#### GIVEN TEXT

Task Description

Abstract:
 

In the past decade, new forms of communication, such as microblogging and text messaging have emerged and become ubiquitous.  While there is no limit to the range of information conveyed by tweets and texts, often these short messages are used to share opinions and sentiments that people have about what is going on in the world around them.  We propose this task and the development of a twitter sentiment corpus to promote research that will lead to a better understanding of how sentiment is conveyed in tweets and texts. There will be two sub-tasks: an expression-level task and a message-level task; participants may choose to participate in either or both tasks.
 
Task A: Contextual Polarity Disambiguation
Given a message containing a marked instance of a word or phrase from a sentiment lexicon, determine whether that instance is positive, negative or neutral in that context.
 
Task B: Message Polarity Classification
Given a message and its topic, classify whether the message is of positive, negative, or neutral sentiment towards the topic. For messages conveying both a positive and negative sentiment toward the topic, whichever is the stronger sentiment should be the classification.


I. Introduction and Motivation

In the past decade, new forms of communication, such as microblogging and text messaging have emerged and become ubiquitous.  While there is no limit to the range of information conveyed by tweets and texts, often these short messages are used to share opinions and sentiments that people have about what is going on in the world around them.

Working with these informal text genres presents challenges for natural language processing beyond those typically encountered when working with more traditional text genres, such as newswire data.  Tweets and texts are short: a sentence or a headline rather than a document.  The language used is very informal, with creative spelling and punctuation, misspellings, slang, new words, URLs, and genre-specific terminology and abbreviations, such as, RT for “re-tweet” and #hashtags, which are a type of tagging for Twitter messages.  How to handle such challenges so as to automatically mine and understand the opinions and sentiments that people are communicating has only very recently been the subject of research (Jansen et al., 2009; Barbosa and Feng, 2010; Bifet and Frank, 2010; Davidov et al., 2010; O’Connor et al., 2010; Pak and Paroubek, 2010; Tumasjen et al., 2010; Kouloumpis et al., 2011).

Another aspect of social media data such as Twitter messages is that it includes rich structured information about the individuals involved in the communication. For example, Twitter maintains information of who follows whom and re-tweets and tags inside of tweets provide discourse information. Modeling such structured information is important because: (i) it can lead to more accurate tools for extracting semantic information, and (ii) because it provides means for empirically studying properties of social interactions (e.g., we can study properties of persuasive language or what properties are associated with influential users).

########
#### SUPPLIED MATERIAL

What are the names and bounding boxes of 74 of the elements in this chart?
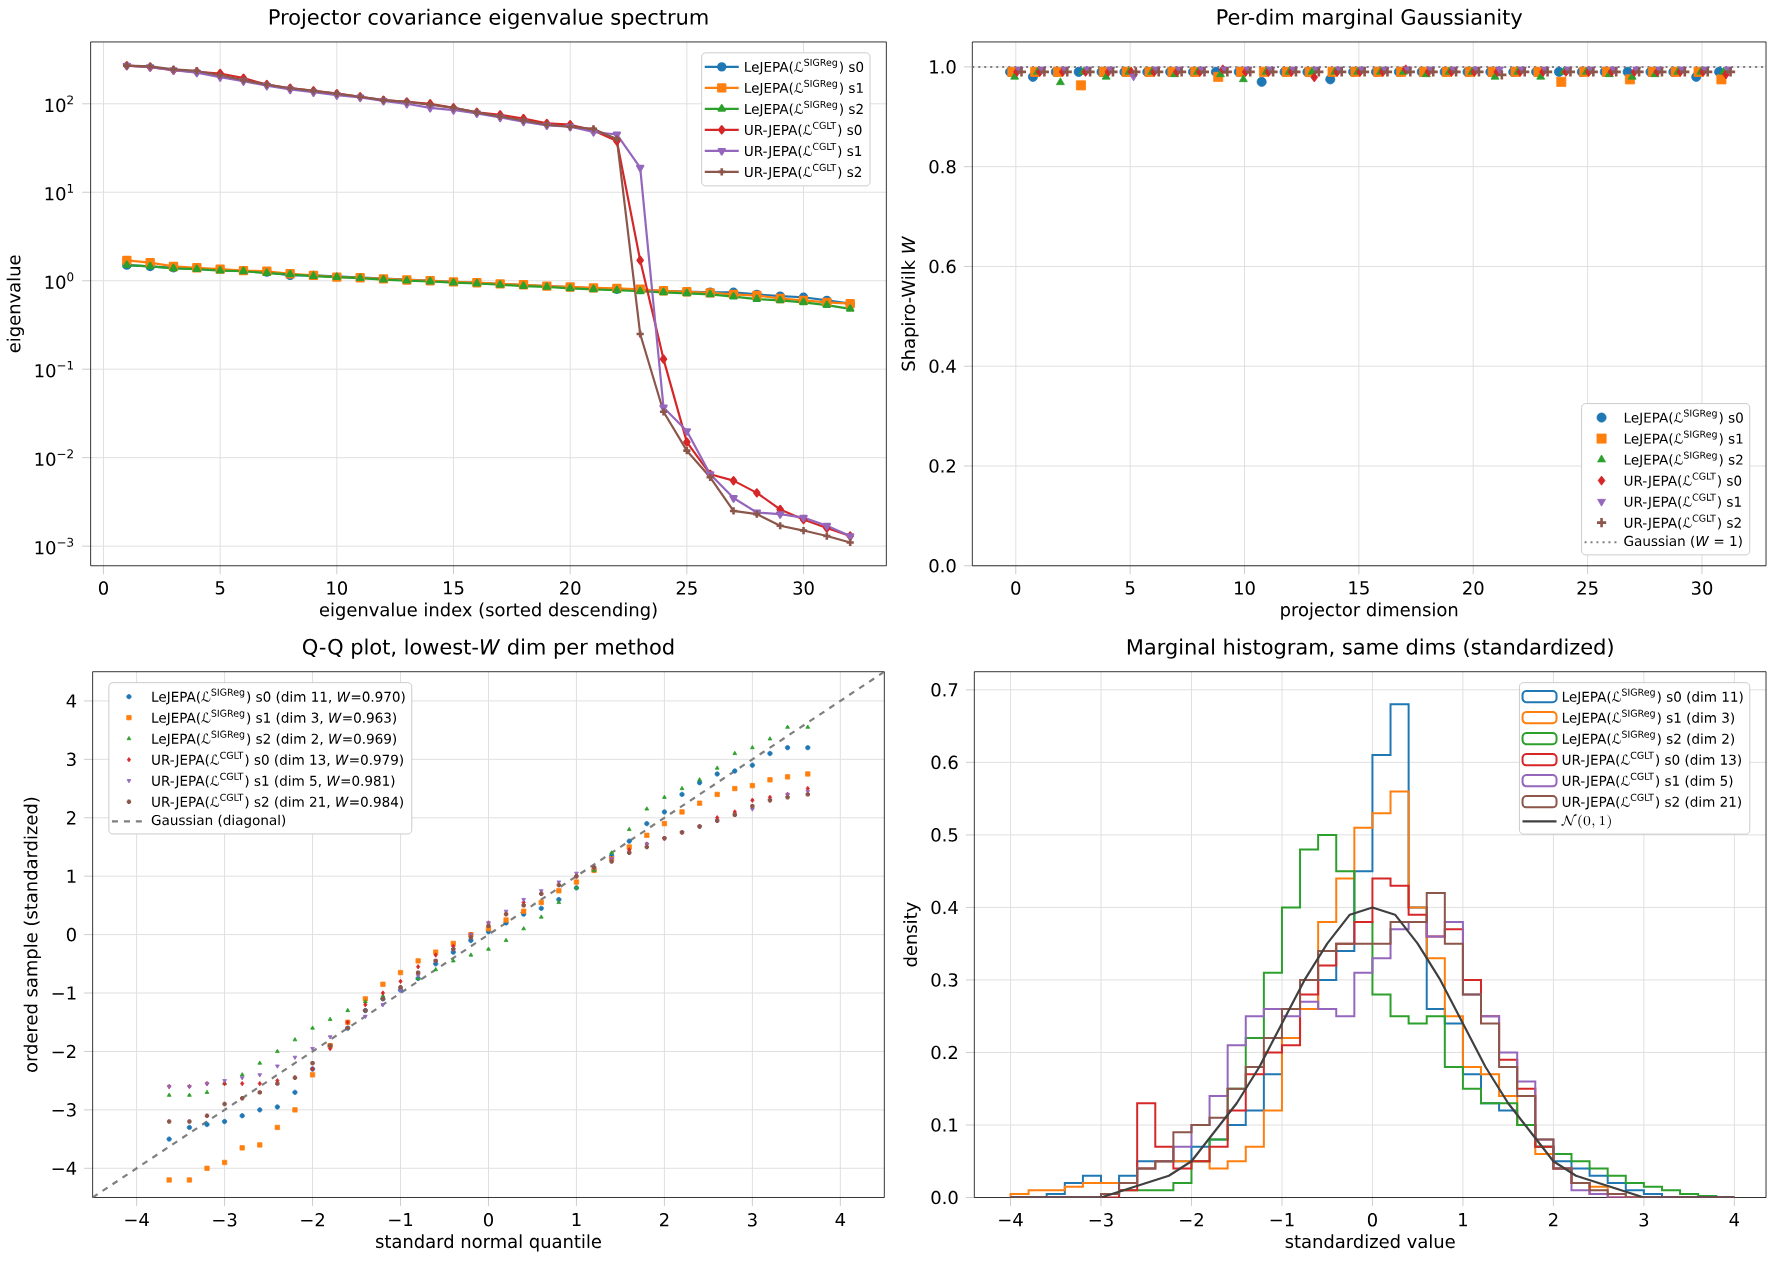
x-tick-label: −3	[1089, 1213, 1113, 1227]
x-tick-label: 5	[1125, 581, 1135, 595]
x-tick-label: 0	[483, 1213, 493, 1227]
x-tick-label: 1	[1459, 1213, 1467, 1227]
y-axis-title: eigenvalue	[6, 255, 24, 353]
x-tick-label: 0	[1011, 581, 1021, 596]
x-tick-label: 15	[1349, 581, 1369, 595]
y-tick-label: 10$^{2}$	[45, 95, 73, 113]
x-tick-label: 4	[1729, 1213, 1740, 1227]
y-axis-title: Shapiro-Wilk W	[901, 236, 919, 371]
x-tick-label: 25	[1577, 581, 1598, 596]
x-tick-label: −2	[301, 1213, 324, 1227]
y-tick-label: −4	[52, 1162, 77, 1176]
x-tick-label: 2	[1549, 1213, 1558, 1227]
y-tick-label: 1.0	[930, 60, 956, 74]
y-axis-title: density	[903, 902, 921, 967]
chart-title: Per-dim marginal Gaussianity	[1217, 8, 1523, 30]
y-tick-label: 10$^{−2}$	[35, 449, 73, 467]
y-tick-label: 0.2	[929, 459, 955, 474]
y-tick-label: 0.7	[931, 683, 958, 697]
y-tick-label: 0.6	[931, 755, 958, 770]
x-tick-label: −4	[999, 1213, 1023, 1227]
y-tick-label: 10$^{0}$	[45, 272, 74, 290]
x-tick-label: 1	[572, 1213, 581, 1227]
x-tick-label: 30	[1691, 581, 1713, 596]
y-tick-label: −2	[52, 1045, 76, 1059]
y-tick-label: 3	[67, 752, 76, 767]
x-tick-label: 10	[1235, 581, 1255, 596]
x-axis-title: standardized value	[1285, 1234, 1455, 1249]
y-tick-label: 0.3	[931, 973, 958, 987]
chart-title: Q-Q plot, lowest-W dim per method	[303, 638, 674, 659]
y-tick-label: 10$^{−1}$	[35, 361, 73, 378]
legend-label: $\mathcal{N}(0, 1)$	[1561, 814, 1611, 829]
y-tick-label: 4	[66, 694, 77, 708]
x-axis-title: standard normal quantile	[376, 1234, 601, 1252]
x-tick-label: 0	[1367, 1213, 1377, 1227]
x-tick-label: −3	[213, 1213, 237, 1227]
y-axis-title: ordered sample (standardized)	[23, 798, 41, 1073]
x-tick-label: 15	[444, 581, 464, 595]
x-tick-label: −1	[1270, 1213, 1294, 1227]
x-tick-label: 3	[748, 1213, 757, 1227]
x-tick-label: 20	[560, 581, 581, 596]
y-tick-label: 0.0	[929, 559, 956, 573]
y-tick-label: 0	[66, 928, 76, 942]
chart-title: Marginal histogram, same dims (standardized)	[1127, 638, 1613, 659]
x-tick-label: 10	[327, 581, 348, 596]
y-tick-label: −3	[52, 1103, 76, 1117]
y-tick-label: 0.8	[929, 160, 956, 174]
x-tick-label: 25	[676, 581, 697, 596]
x-tick-label: 20	[1463, 581, 1484, 596]
x-tick-label: −4	[125, 1213, 149, 1227]
x-axis-title: eigenvalue index (sorted descending)	[319, 602, 657, 621]
chart-title: Projector covariance eigenvalue spectrum	[269, 8, 708, 30]
y-tick-label: 2	[67, 811, 76, 825]
y-tick-label: 0.4	[931, 900, 958, 915]
x-tick-label: −1	[389, 1213, 413, 1227]
y-tick-label: 10$^{−3}$	[35, 538, 74, 555]
y-tick-label: 10$^{1}$	[45, 184, 73, 201]
x-tick-label: 30	[793, 581, 814, 596]
x-axis-title: projector dimension	[1281, 602, 1458, 621]
x-tick-label: 5	[215, 581, 225, 595]
y-tick-label: 0.1	[931, 1118, 958, 1133]
y-tick-label: −1	[52, 986, 76, 1000]
x-tick-label: 4	[835, 1213, 846, 1227]
y-tick-label: 0.6	[929, 259, 956, 274]
x-tick-label: 0	[98, 581, 108, 596]
y-tick-label: 0.2	[931, 1045, 957, 1060]
x-tick-label: 2	[660, 1213, 669, 1227]
y-tick-label: 1	[67, 869, 76, 883]
x-tick-label: 3	[1639, 1213, 1649, 1227]
y-tick-label: 0.0	[931, 1190, 958, 1205]
x-tick-label: −2	[1180, 1213, 1203, 1227]
y-tick-label: 0.5	[931, 828, 958, 842]
y-tick-label: 0.4	[929, 359, 956, 374]
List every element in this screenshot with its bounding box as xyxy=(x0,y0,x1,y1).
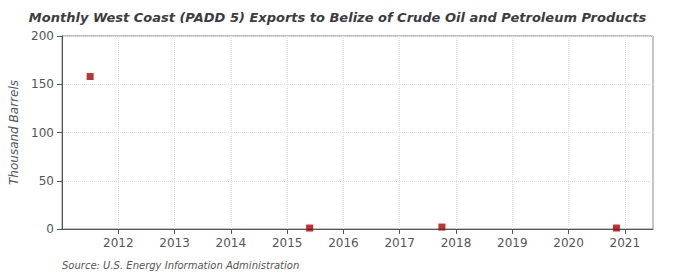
svg-text:2012: 2012 xyxy=(103,236,134,250)
svg-text:2013: 2013 xyxy=(159,236,190,250)
svg-text:2016: 2016 xyxy=(328,236,359,250)
svg-text:Monthly West Coast (PADD 5) Ex: Monthly West Coast (PADD 5) Exports to B… xyxy=(29,10,647,25)
svg-text:0: 0 xyxy=(46,222,54,236)
svg-text:2018: 2018 xyxy=(441,236,472,250)
svg-text:100: 100 xyxy=(31,126,54,140)
svg-text:200: 200 xyxy=(31,29,54,43)
svg-text:Source: U.S. Energy Informatio: Source: U.S. Energy Information Administ… xyxy=(62,260,299,271)
svg-text:2019: 2019 xyxy=(497,236,528,250)
svg-text:50: 50 xyxy=(39,174,54,188)
svg-text:Thousand Barrels: Thousand Barrels xyxy=(7,80,21,185)
svg-text:2020: 2020 xyxy=(553,236,584,250)
svg-text:2015: 2015 xyxy=(272,236,303,250)
svg-text:2021: 2021 xyxy=(610,236,641,250)
svg-text:2017: 2017 xyxy=(384,236,415,250)
svg-text:2014: 2014 xyxy=(216,236,247,250)
svg-text:150: 150 xyxy=(31,77,54,91)
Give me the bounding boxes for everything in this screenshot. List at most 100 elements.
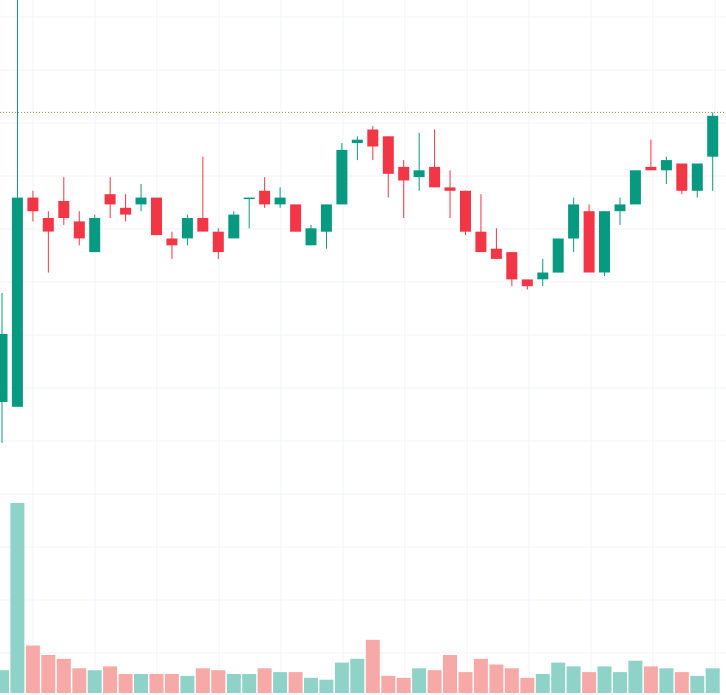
candle (0, 292, 8, 443)
volume-bar (504, 668, 519, 693)
candle-body (89, 218, 101, 253)
volume-bars (0, 503, 720, 693)
candle (27, 190, 39, 222)
volume-bar (103, 666, 118, 693)
candle (166, 231, 178, 259)
volume-bar (164, 674, 179, 693)
candle-body (243, 197, 255, 200)
candle (444, 170, 456, 219)
candle (568, 197, 580, 253)
candle-body (429, 166, 441, 188)
candle-body (506, 252, 518, 280)
volume-bar (613, 672, 627, 693)
candle-body (645, 166, 657, 171)
candle (228, 211, 240, 239)
volume-bar (381, 675, 396, 693)
candle-body (228, 214, 240, 239)
candle-body (181, 218, 193, 239)
volume-bar (226, 674, 241, 693)
candle-body (660, 160, 672, 171)
volume-bar (211, 670, 226, 693)
candle-body (135, 197, 147, 205)
candle (398, 160, 410, 219)
candle-body (259, 190, 271, 205)
candle-body (460, 190, 471, 232)
volume-bar (25, 645, 40, 693)
candles (0, 0, 719, 443)
volume-bar (118, 674, 133, 693)
volume-bar (582, 672, 597, 693)
candle (351, 136, 363, 161)
candle-body (42, 218, 54, 232)
volume-bar (365, 639, 380, 693)
candle (305, 224, 317, 246)
candle (614, 197, 626, 225)
candle-body (305, 228, 317, 246)
candle (58, 177, 70, 225)
volume-bar (705, 668, 720, 693)
candle-body (336, 149, 348, 205)
candle (243, 197, 255, 229)
volume-bar (520, 677, 535, 693)
candle (197, 156, 209, 232)
candle (11, 0, 23, 407)
volume-bar (473, 658, 488, 693)
candle-body (197, 218, 209, 232)
volume-bar (350, 658, 365, 693)
volume-bar (412, 668, 427, 693)
candle (212, 228, 224, 259)
candle (660, 156, 672, 184)
candle-body (521, 279, 533, 287)
volume-bar (489, 664, 504, 693)
candle-body (676, 163, 688, 191)
volume-bar (643, 666, 658, 693)
volume-bar (319, 679, 334, 693)
candle-body (398, 166, 410, 181)
candle-body (120, 207, 132, 215)
candle-body (707, 115, 719, 157)
candle (151, 197, 162, 236)
volume-bar (551, 662, 566, 693)
volume-bar (458, 672, 473, 693)
candle (460, 190, 471, 236)
candle-body (583, 211, 595, 273)
candle (89, 214, 101, 253)
volume-bar (0, 670, 9, 693)
candle-body (166, 238, 178, 246)
candle (629, 170, 641, 205)
candle-body (691, 163, 703, 191)
candle-body (58, 201, 70, 218)
candle (707, 112, 719, 191)
candle-body (104, 194, 116, 205)
candle-body (11, 197, 23, 407)
candle (537, 258, 549, 287)
candle (521, 279, 533, 290)
candle-body (629, 170, 641, 205)
volume-bar (674, 672, 689, 693)
candle-body (537, 272, 549, 280)
volume-bar (443, 655, 457, 693)
candle-body (212, 231, 224, 253)
candle-body (151, 197, 162, 236)
candle (599, 211, 610, 276)
candle-body (367, 129, 379, 147)
candle (506, 252, 518, 287)
volume-bar (41, 655, 56, 693)
volume-bar (334, 662, 349, 693)
volume-bar (566, 666, 581, 693)
candle-body (351, 139, 363, 144)
volume-bar (242, 674, 257, 693)
volume-bar (288, 672, 303, 693)
candle (475, 194, 487, 253)
candle (336, 143, 348, 205)
candle (42, 211, 54, 273)
candle-body (614, 204, 626, 212)
candle-body (568, 204, 580, 239)
candle-body (320, 204, 332, 232)
volume-bar (134, 674, 148, 693)
candle (259, 177, 271, 208)
candle (382, 136, 394, 198)
volume-bar (180, 675, 195, 693)
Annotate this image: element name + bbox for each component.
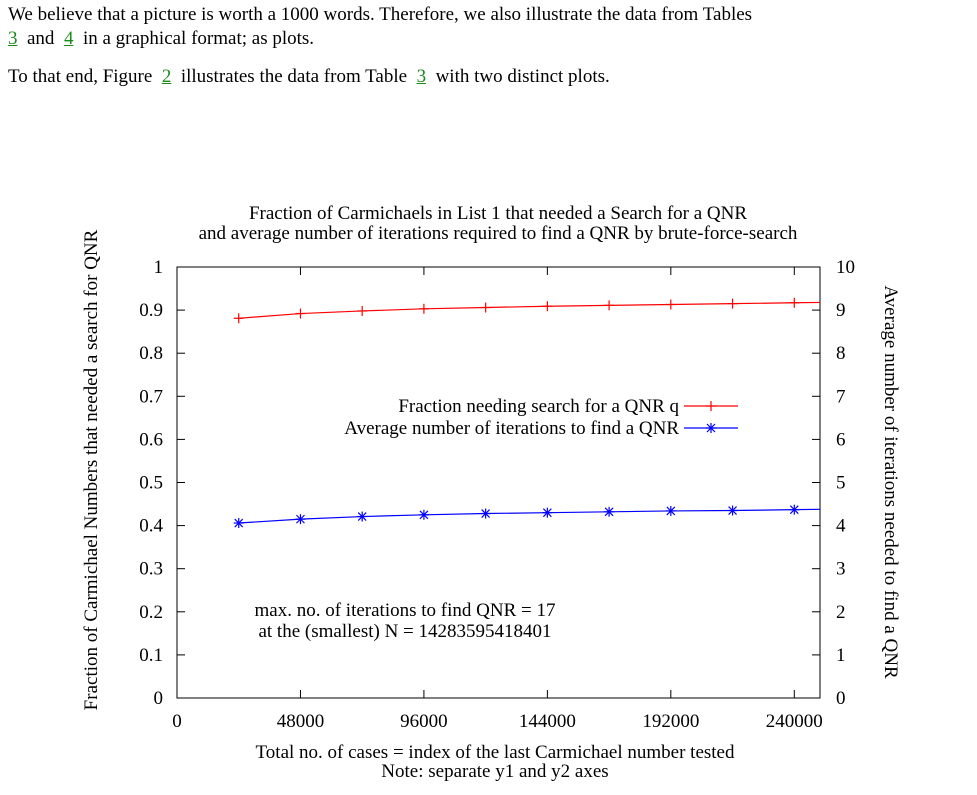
y1-tick-label: 0.7	[139, 386, 163, 407]
legend-label: Fraction needing search for a QNR q	[398, 396, 679, 417]
legend-label: Average number of iterations to find a Q…	[344, 418, 679, 439]
star-marker	[706, 423, 716, 433]
y2-axis-label: Average number of iterations needed to f…	[880, 285, 901, 679]
paragraph-2-text-b: illustrates the data from Table	[180, 66, 408, 87]
y2-tick-label: 8	[836, 343, 846, 364]
x-tick-label: 240000	[766, 711, 823, 732]
star-marker	[357, 512, 367, 521]
y1-tick-label: 1	[154, 257, 164, 278]
y2-tick-label: 0	[836, 688, 846, 709]
y1-tick-label: 0.6	[139, 429, 163, 450]
table-4-link[interactable]: 4	[63, 28, 74, 49]
star-marker	[481, 509, 491, 518]
chart-title-line: and average number of iterations require…	[199, 223, 798, 244]
paragraph-1: We believe that a picture is worth a 100…	[8, 3, 752, 51]
star-marker	[789, 505, 799, 515]
x-axis-note: Note: separate y1 and y2 axes	[381, 761, 608, 782]
x-tick-label: 48000	[277, 711, 325, 732]
annotation-line: at the (smallest) N = 14283595418401	[258, 621, 551, 642]
paragraph-2-text-a: To that end, Figure	[8, 66, 153, 87]
x-tick-label: 144000	[519, 711, 576, 732]
figure-2-link[interactable]: 2	[161, 66, 172, 87]
star-marker	[728, 506, 737, 515]
paragraph-1-text-a: We believe that a picture is worth a 100…	[8, 4, 753, 25]
x-tick-label: 192000	[642, 711, 699, 732]
table-3-link[interactable]: 3	[8, 28, 18, 49]
paragraph-2: To that end, Figure 2 illustrates the da…	[8, 65, 610, 89]
star-marker	[542, 508, 552, 518]
y1-tick-label: 0.5	[139, 473, 163, 494]
y1-tick-label: 0.9	[139, 300, 163, 321]
x-tick-label: 0	[172, 711, 182, 732]
y1-tick-label: 0.1	[139, 645, 163, 666]
star-marker	[604, 507, 614, 517]
y1-axis-label: Fraction of Carmichael Numbers that need…	[81, 229, 102, 710]
paragraph-2-text-c: with two distinct plots.	[435, 66, 610, 87]
y1-tick-label: 0.8	[139, 343, 163, 364]
star-marker	[234, 518, 244, 528]
y2-tick-label: 9	[836, 300, 846, 321]
x-axis-label: Total no. of cases = index of the last C…	[256, 742, 735, 763]
x-tick-label: 96000	[400, 711, 448, 732]
paragraph-1-and: and	[27, 28, 55, 49]
y1-tick-label: 0.3	[139, 559, 163, 580]
y2-tick-label: 4	[836, 516, 846, 537]
y1-tick-label: 0.2	[139, 602, 163, 623]
y2-tick-label: 1	[836, 645, 846, 666]
y1-tick-label: 0.4	[139, 516, 163, 537]
paragraph-1-text-b: in a graphical format; as plots.	[82, 28, 315, 49]
star-marker	[666, 506, 676, 516]
y1-tick-label: 0	[154, 688, 164, 709]
y2-tick-label: 5	[836, 473, 846, 494]
annotation-line: max. no. of iterations to find QNR = 17	[255, 600, 556, 621]
star-marker	[296, 514, 305, 524]
table-3-link-2[interactable]: 3	[416, 66, 427, 87]
chart-title-line: Fraction of Carmichaels in List 1 that n…	[249, 203, 747, 224]
y2-tick-label: 3	[836, 559, 846, 580]
y2-tick-label: 2	[836, 602, 846, 623]
star-marker	[419, 510, 429, 520]
y2-tick-label: 10	[836, 257, 855, 278]
y2-tick-label: 7	[836, 386, 846, 407]
y2-tick-label: 6	[836, 429, 846, 450]
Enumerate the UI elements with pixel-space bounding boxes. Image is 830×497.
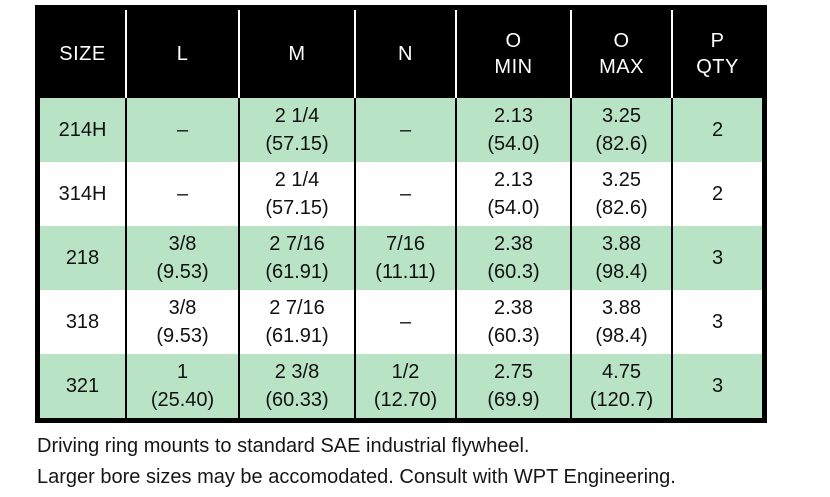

########

> [YOUR TASK]:
Pick up the Twitter sentiment task description after its last sentence and carry it forward. These records have no connection to the Twitter sentiment task description.

> [RESULT BELOW]:
To promote research that will lead to a better understanding of how sentiment is conveyed in tweets and texts, a freely available, annotated corpus that can be used as a common testbed is needed.  Our primary goal will be to create such a resource: a corpus of tweets and texts with sentiment expressions marked with their contextual polarity and message-level polarity annotated with respect to topic.  The few corpora with detailed opinion and sentiment annotation that have been made freely available, e.g., the MPQA Corpus (Wiebe et al., 2005) of newswire data, have proved to be valuable resources for learning about the language of sentiment.  While a few twitter sentiment datasets have been created, they are either small and proprietary, such as the i-sieve corpus (Kouloumpis et al., 2011), or they rely on noisy labels obtained from emoticons or hashtags.  Furthermore, no twitter or text corpus with expression-level sentiment annotations has yet to be made available.

II. Task Description

There will be two sub-tasks: an expression-level task and a message-level task.  Participants may choose to participate in either or both tasks.

Task A: Contextual Polarity Disambiguation
Given a message containing a marked instance of a word or phrase from a sentiment lexicon, determine whether that instance is positive, negative or neutral in that context.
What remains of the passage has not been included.